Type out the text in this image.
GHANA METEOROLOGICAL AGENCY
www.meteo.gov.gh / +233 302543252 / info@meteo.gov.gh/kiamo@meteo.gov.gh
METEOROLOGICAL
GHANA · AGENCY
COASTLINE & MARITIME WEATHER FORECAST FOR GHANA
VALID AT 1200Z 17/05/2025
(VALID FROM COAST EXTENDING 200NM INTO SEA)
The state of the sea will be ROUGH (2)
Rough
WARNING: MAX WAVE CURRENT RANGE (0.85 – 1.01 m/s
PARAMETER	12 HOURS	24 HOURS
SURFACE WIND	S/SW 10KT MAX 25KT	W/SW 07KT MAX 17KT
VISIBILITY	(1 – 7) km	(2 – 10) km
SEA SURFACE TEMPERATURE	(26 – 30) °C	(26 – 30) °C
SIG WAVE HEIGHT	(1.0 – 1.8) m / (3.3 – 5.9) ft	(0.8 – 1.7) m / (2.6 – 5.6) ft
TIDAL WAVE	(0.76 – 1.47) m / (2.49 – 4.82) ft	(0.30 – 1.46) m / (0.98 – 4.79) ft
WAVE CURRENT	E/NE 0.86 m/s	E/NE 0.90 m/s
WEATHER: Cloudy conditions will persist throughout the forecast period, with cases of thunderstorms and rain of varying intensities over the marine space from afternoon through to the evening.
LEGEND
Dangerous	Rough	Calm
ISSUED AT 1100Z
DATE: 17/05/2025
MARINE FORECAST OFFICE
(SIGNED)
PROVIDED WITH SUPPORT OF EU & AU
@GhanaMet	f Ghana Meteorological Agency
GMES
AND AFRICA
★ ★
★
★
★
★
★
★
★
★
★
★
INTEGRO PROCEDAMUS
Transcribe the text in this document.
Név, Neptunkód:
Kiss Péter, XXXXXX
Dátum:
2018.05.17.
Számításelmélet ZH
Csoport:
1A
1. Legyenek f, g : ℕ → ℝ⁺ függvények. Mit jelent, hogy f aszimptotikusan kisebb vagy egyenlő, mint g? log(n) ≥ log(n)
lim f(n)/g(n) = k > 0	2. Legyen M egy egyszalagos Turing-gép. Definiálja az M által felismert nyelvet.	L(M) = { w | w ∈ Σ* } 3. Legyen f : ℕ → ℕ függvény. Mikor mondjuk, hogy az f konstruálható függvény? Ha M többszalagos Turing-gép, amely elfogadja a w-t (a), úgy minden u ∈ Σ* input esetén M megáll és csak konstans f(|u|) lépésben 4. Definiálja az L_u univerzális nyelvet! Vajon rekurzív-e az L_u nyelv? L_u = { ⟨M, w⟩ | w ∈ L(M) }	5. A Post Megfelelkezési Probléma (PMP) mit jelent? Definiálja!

= = = = = = =

- Short task -
Transcribe the full listing above without leaving anything out.

- Complete output -
Type out the text in this image.
GHANA METEOROLOGICAL AGENCY
www.meteo.gov.gh / +233 302543252 / info@meteo.gov.gh/kiamo@meteo.gov.gh
METEOROLOGICAL
GHANA · AGENCY
COASTLINE & MARITIME WEATHER FORECAST FOR GHANA
VALID AT 1200Z 17/05/2025
(VALID FROM COAST EXTENDING 200NM INTO SEA)
The state of the sea will be ROUGH (2)
Rough
WARNING: MAX WAVE CURRENT RANGE (0.85 – 1.01 m/s
PARAMETER	12 HOURS	24 HOURS
SURFACE WIND	S/SW 10KT MAX 25KT	W/SW 07KT MAX 17KT
VISIBILITY	(1 – 7) km	(2 – 10) km
SEA SURFACE TEMPERATURE	(26 – 30) °C	(26 – 30) °C
SIG WAVE HEIGHT	(1.0 – 1.8) m / (3.3 – 5.9) ft	(0.8 – 1.7) m / (2.6 – 5.6) ft
TIDAL WAVE	(0.76 – 1.47) m / (2.49 – 4.82) ft	(0.30 – 1.46) m / (0.98 – 4.79) ft
WAVE CURRENT	E/NE 0.86 m/s	E/NE 0.90 m/s
WEATHER: Cloudy conditions will persist throughout the forecast period, with cases of thunderstorms and rain of varying intensities over the marine space from afternoon through to the evening.
LEGEND
Dangerous	Rough	Calm
ISSUED AT 1100Z
DATE: 17/05/2025
MARINE FORECAST OFFICE
(SIGNED)
PROVIDED WITH SUPPORT OF EU & AU
@GhanaMet	f Ghana Meteorological Agency
GMES
AND AFRICA
★ ★
★
★
★
★
★
★
★
★
★
★
INTEGRO PROCEDAMUS
Transcribe the text in this document.
Név, Neptunkód:
Kiss Péter, XXXXXX
Dátum:
2018.05.17.
Számításelmélet ZH
Csoport:
1A
1. Legyenek f, g : ℕ → ℝ⁺ függvények. Mit jelent, hogy f aszimptotikusan kisebb vagy egyenlő, mint g? log(n) ≥ log(n)
lim f(n)/g(n) = k > 0	2. Legyen M egy egyszalagos Turing-gép. Definiálja az M által felismert nyelvet.	L(M) = { w | w ∈ Σ* } 3. Legyen f : ℕ → ℕ függvény. Mikor mondjuk, hogy az f konstruálható függvény? Ha M többszalagos Turing-gép, amely elfogadja a w-t (a), úgy minden u ∈ Σ* input esetén M megáll és csak konstans f(|u|) lépésben 4. Definiálja az L_u univerzális nyelvet! Vajon rekurzív-e az L_u nyelv? L_u = { ⟨M, w⟩ | w ∈ L(M) }	5. A Post Megfelelkezési Probléma (PMP) mit jelent? Definiálja!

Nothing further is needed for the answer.